Go through the listing and pick out each line with the word "冬天的风光作文" in it.

→ Recorded data:
(begin)

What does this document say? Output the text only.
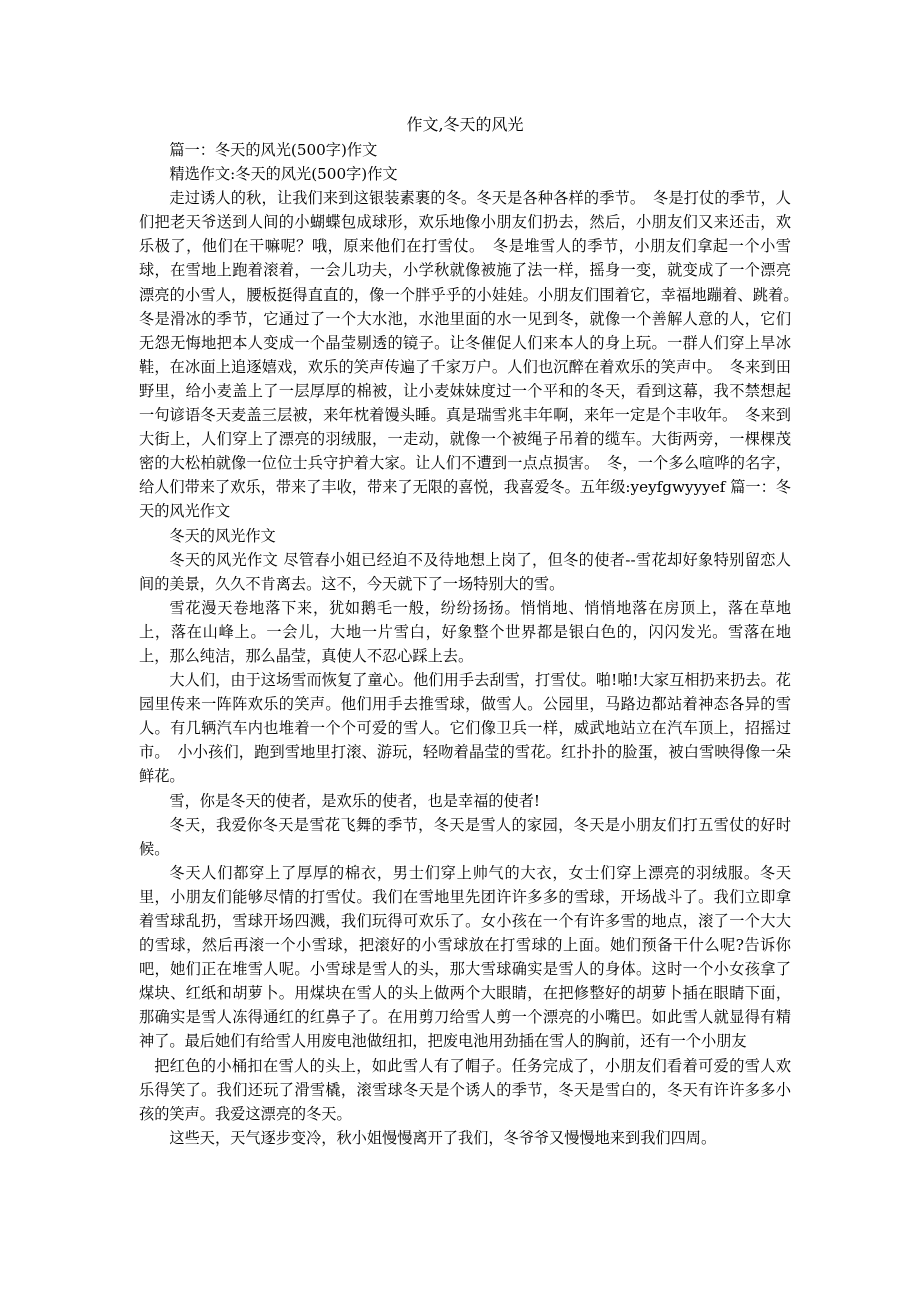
作文,冬天的风光

篇一：冬天的风光(500字)作文

精选作文:冬天的风光(500字)作文

走过诱人的秋，让我们来到这银装素裹的冬。冬天是各种各样的季节。　冬是打仗的季节，人们把老天爷送到人间的小蝴蝶包成球形，欢乐地像小朋友们扔去，然后，小朋友们又来还击，欢乐极了，他们在干嘛呢？哦，原来他们在打雪仗。　冬是堆雪人的季节，小朋友们拿起一个小雪球，在雪地上跑着滚着，一会儿功夫，小学秋就像被施了法一样，摇身一变，就变成了一个漂亮漂亮的小雪人，腰板挺得直直的，像一个胖乎乎的小娃娃。小朋友们围着它，幸福地蹦着、跳着。　冬是滑冰的季节，它通过了一个大水池，水池里面的水一见到冬，就像一个善解人意的人，它们无怨无悔地把本人变成一个晶莹剔透的镜子。让冬催促人们来本人的身上玩。一群人们穿上旱冰鞋，在冰面上追逐嬉戏，欢乐的笑声传遍了千家万户。人们也沉醉在着欢乐的笑声中。　冬来到田野里，给小麦盖上了一层厚厚的棉被，让小麦妹妹度过一个平和的冬天，看到这幕，我不禁想起一句谚语冬天麦盖三层被，来年枕着馒头睡。真是瑞雪兆丰年啊，来年一定是个丰收年。　冬来到大街上，人们穿上了漂亮的羽绒服，一走动，就像一个被绳子吊着的缆车。大街两旁，一棵棵茂密的大松柏就像一位位士兵守护着大家。让人们不遭到一点点损害。　冬，一个多么喧哗的名字，给人们带来了欢乐，带来了丰收，带来了无限的喜悦，我喜爱冬。五年级:yeyfgwyyyef 篇一：冬天的风光作文

冬天的风光作文

冬天的风光作文 尽管春小姐已经迫不及待地想上岗了，但冬的使者--雪花却好象特别留恋人间的美景，久久不肯离去。这不，今天就下了一场特别大的雪。

雪花漫天卷地落下来，犹如鹅毛一般，纷纷扬扬。悄悄地、悄悄地落在房顶上，落在草地上，落在山峰上。一会儿，大地一片雪白，好象整个世界都是银白色的，闪闪发光。雪落在地上，那么纯洁，那么晶莹，真使人不忍心踩上去。

大人们，由于这场雪而恢复了童心。他们用手去刮雪，打雪仗。啪!啪!大家互相扔来扔去。花园里传来一阵阵欢乐的笑声。他们用手去推雪球，做雪人。公园里，马路边都站着神态各异的雪人。有几辆汽车内也堆着一个个可爱的雪人。它们像卫兵一样，威武地站立在汽车顶上，招摇过市。　小小孩们，跑到雪地里打滚、游玩，轻吻着晶莹的雪花。红扑扑的脸蛋，被白雪映得像一朵鲜花。

雪，你是冬天的使者，是欢乐的使者，也是幸福的使者!

冬天，我爱你冬天是雪花飞舞的季节，冬天是雪人的家园，冬天是小朋友们打五雪仗的好时候。

冬天人们都穿上了厚厚的棉衣，男士们穿上帅气的大衣，女士们穿上漂亮的羽绒服。冬天里，小朋友们能够尽情的打雪仗。我们在雪地里先团许许多多的雪球，开场战斗了。我们立即拿着雪球乱扔，雪球开场四溅，我们玩得可欢乐了。女小孩在一个有许多雪的地点，滚了一个大大的雪球，然后再滚一个小雪球，把滚好的小雪球放在打雪球的上面。她们预备干什么呢?告诉你吧，她们正在堆雪人呢。小雪球是雪人的头，那大雪球确实是雪人的身体。这时一个小女孩拿了煤块、红纸和胡萝卜。用煤块在雪人的头上做两个大眼睛，在把修整好的胡萝卜插在眼睛下面，那确实是雪人冻得通红的红鼻子了。在用剪刀给雪人剪一个漂亮的小嘴巴。如此雪人就显得有精神了。最后她们有给雪人用废电池做纽扣，把废电池用劲插在雪人的胸前，还有一个小朋友

把红色的小桶扣在雪人的头上，如此雪人有了帽子。任务完成了，小朋友们看着可爱的雪人欢乐得笑了。我们还玩了滑雪橇，滚雪球冬天是个诱人的季节，冬天是雪白的，冬天有许许多多小孩的笑声。我爱这漂亮的冬天。

这些天，天气逐步变冷，秋小姐慢慢离开了我们，冬爷爷又慢慢地来到我们四周。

(end)

→ Exercise solution:
走过诱人的秋，让我们来到这银装素裹的冬。冬天是各种各样的季节。　冬是打仗的季节，人们把老天爷送到人间的小蝴蝶包成球形，欢乐地像小朋友们扔去，然后，小朋友们又来还击，欢乐极了，他们在干嘛呢？哦，原来他们在打雪仗。　冬是堆雪人的季节，小朋友们拿起一个小雪球，在雪地上跑着滚着，一会儿功夫，小学秋就像被施了法一样，摇身一变，就变成了一个漂亮漂亮的小雪人，腰板挺得直直的，像一个胖乎乎的小娃娃。小朋友们围着它，幸福地蹦着、跳着。　冬是滑冰的季节，它通过了一个大水池，水池里面的水一见到冬，就像一个善解人意的人，它们无怨无悔地把本人变成一个晶莹剔透的镜子。让冬催促人们来本人的身上玩。一群人们穿上旱冰鞋，在冰面上追逐嬉戏，欢乐的笑声传遍了千家万户。人们也沉醉在着欢乐的笑声中。　冬来到田野里，给小麦盖上了一层厚厚的棉被，让小麦妹妹度过一个平和的冬天，看到这幕，我不禁想起一句谚语冬天麦盖三层被，来年枕着馒头睡。真是瑞雪兆丰年啊，来年一定是个丰收年。　冬来到大街上，人们穿上了漂亮的羽绒服，一走动，就像一个被绳子吊着的缆车。大街两旁，一棵棵茂密的大松柏就像一位位士兵守护着大家。让人们不遭到一点点损害。　冬，一个多么喧哗的名字，给人们带来了欢乐，带来了丰收，带来了无限的喜悦，我喜爱冬。五年级:yeyfgwyyyef 篇一：冬天的风光作文
冬天的风光作文
冬天的风光作文 尽管春小姐已经迫不及待地想上岗了，但冬的使者--雪花却好象特别留恋人间的美景，久久不肯离去。这不，今天就下了一场特别大的雪。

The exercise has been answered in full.